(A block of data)
────

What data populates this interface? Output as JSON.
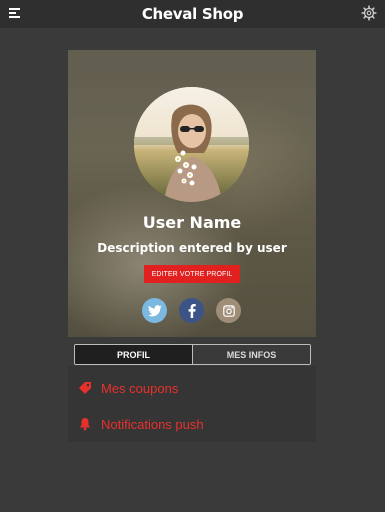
{
  "app": {
    "title": "Cheval Shop"
  },
  "toolbar": {
    "menu_icon": "hamburger-menu-icon",
    "settings_icon": "gear-icon"
  },
  "profile": {
    "name": "User Name",
    "description": "Description entered by user",
    "edit_label": "EDITER VOTRE PROFIL"
  },
  "social": [
    {
      "network": "twitter",
      "icon": "twitter-icon",
      "color": "#7bb9e0"
    },
    {
      "network": "facebook",
      "icon": "facebook-icon",
      "color": "#3c5387"
    },
    {
      "network": "instagram",
      "icon": "instagram-icon",
      "color": "#a08d78"
    }
  ],
  "tabs": [
    {
      "label": "PROFIL",
      "active": true
    },
    {
      "label": "MES INFOS",
      "active": false
    }
  ],
  "menu": {
    "items": [
      {
        "label": "Mes coupons",
        "icon": "tag-icon"
      },
      {
        "label": "Notifications push",
        "icon": "bell-icon"
      }
    ]
  },
  "colors": {
    "accent": "#e0211f",
    "link_red": "#e8312d",
    "background": "#3a3a3a",
    "topbar": "#2f2f2f"
  }
}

────

» **REQUIRED TASK**: Set the entries down again exactly. Do not include the images.

» **TASK RESULT**:
What data populates this interface? Output as JSON.
{
  "app": {
    "title": "Cheval Shop"
  },
  "toolbar": {
    "menu_icon": "hamburger-menu-icon",
    "settings_icon": "gear-icon"
  },
  "profile": {
    "name": "User Name",
    "description": "Description entered by user",
    "edit_label": "EDITER VOTRE PROFIL"
  },
  "social": [
    {
      "network": "twitter",
      "icon": "twitter-icon",
      "color": "#7bb9e0"
    },
    {
      "network": "facebook",
      "icon": "facebook-icon",
      "color": "#3c5387"
    },
    {
      "network": "instagram",
      "icon": "instagram-icon",
      "color": "#a08d78"
    }
  ],
  "tabs": [
    {
      "label": "PROFIL",
      "active": true
    },
    {
      "label": "MES INFOS",
      "active": false
    }
  ],
  "menu": {
    "items": [
      {
        "label": "Mes coupons",
        "icon": "tag-icon"
      },
      {
        "label": "Notifications push",
        "icon": "bell-icon"
      }
    ]
  },
  "colors": {
    "accent": "#e0211f",
    "link_red": "#e8312d",
    "background": "#3a3a3a",
    "topbar": "#2f2f2f"
  }
}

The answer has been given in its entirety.